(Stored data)
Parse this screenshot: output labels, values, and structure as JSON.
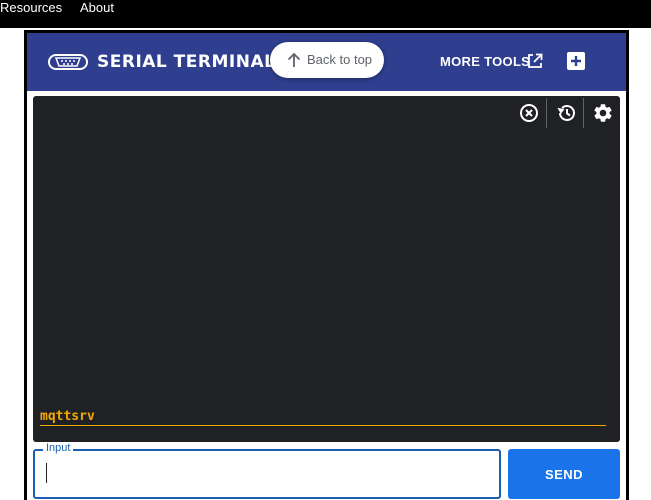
{
  "site_nav": {
    "items": [
      {
        "label": "Resources"
      },
      {
        "label": "About"
      }
    ]
  },
  "header": {
    "title": "SERIAL TERMINAL",
    "more_tools_label": "MORE TOOLS",
    "logo_icon": "serial-port-icon",
    "colors": {
      "header_bg": "#2f3e8f"
    }
  },
  "back_to_top": {
    "label": "Back to top"
  },
  "terminal": {
    "toolbar": {
      "clear_icon": "clear-icon",
      "history_icon": "history-icon",
      "settings_icon": "gear-icon"
    },
    "output_line": "mqttsrv",
    "colors": {
      "background": "#202124",
      "text": "#f6a800"
    }
  },
  "input": {
    "label": "Input",
    "value": "",
    "placeholder": ""
  },
  "send": {
    "label": "SEND",
    "color": "#1a73e8"
  }
}
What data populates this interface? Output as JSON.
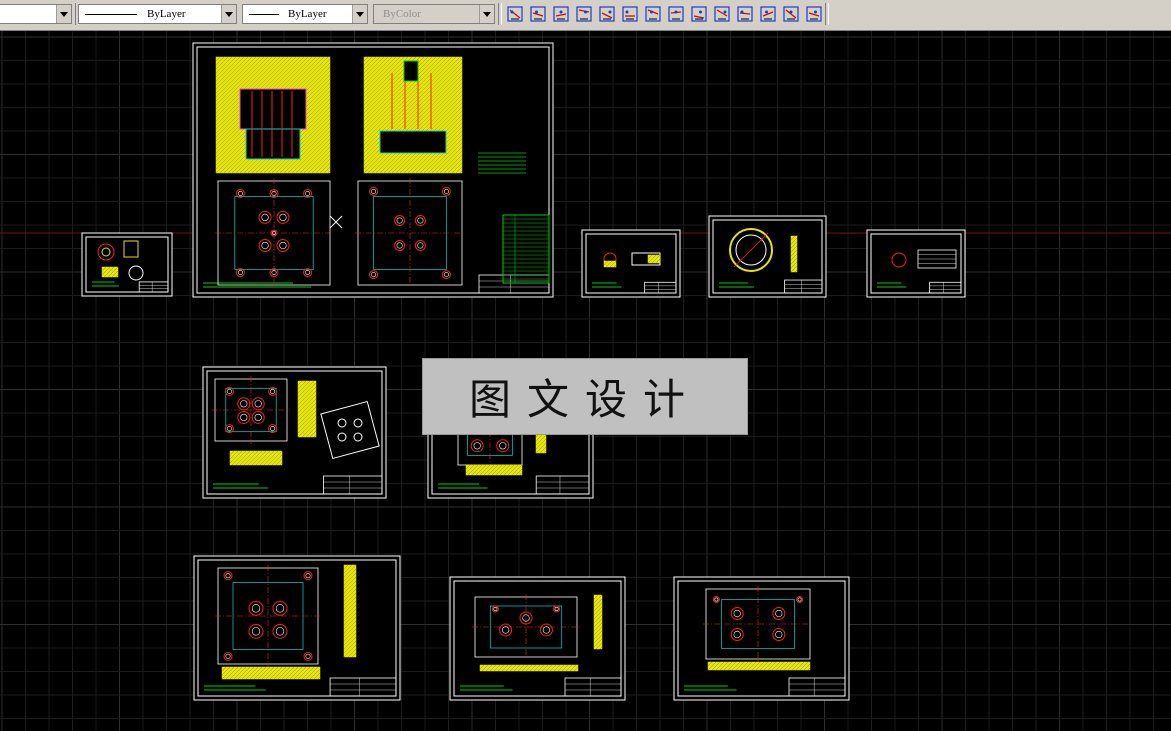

• [The problem]
Every line should be retyped exactly, with the pictures omitted.

• [Output for this task]
Parse this screenshot: output labels, values, and structure as JSON.
{
  "site_nav": {
    "items": [
      {
        "label": "Resources"
      },
      {
        "label": "About"
      }
    ]
  },
  "header": {
    "title": "SERIAL TERMINAL",
    "more_tools_label": "MORE TOOLS",
    "logo_icon": "serial-port-icon",
    "colors": {
      "header_bg": "#2f3e8f"
    }
  },
  "back_to_top": {
    "label": "Back to top"
  },
  "terminal": {
    "toolbar": {
      "clear_icon": "clear-icon",
      "history_icon": "history-icon",
      "settings_icon": "gear-icon"
    },
    "output_line": "mqttsrv",
    "colors": {
      "background": "#202124",
      "text": "#f6a800"
    }
  },
  "input": {
    "label": "Input",
    "value": "",
    "placeholder": ""
  },
  "send": {
    "label": "SEND",
    "color": "#1a73e8"
  }
}
What data populates this interface? Output as JSON.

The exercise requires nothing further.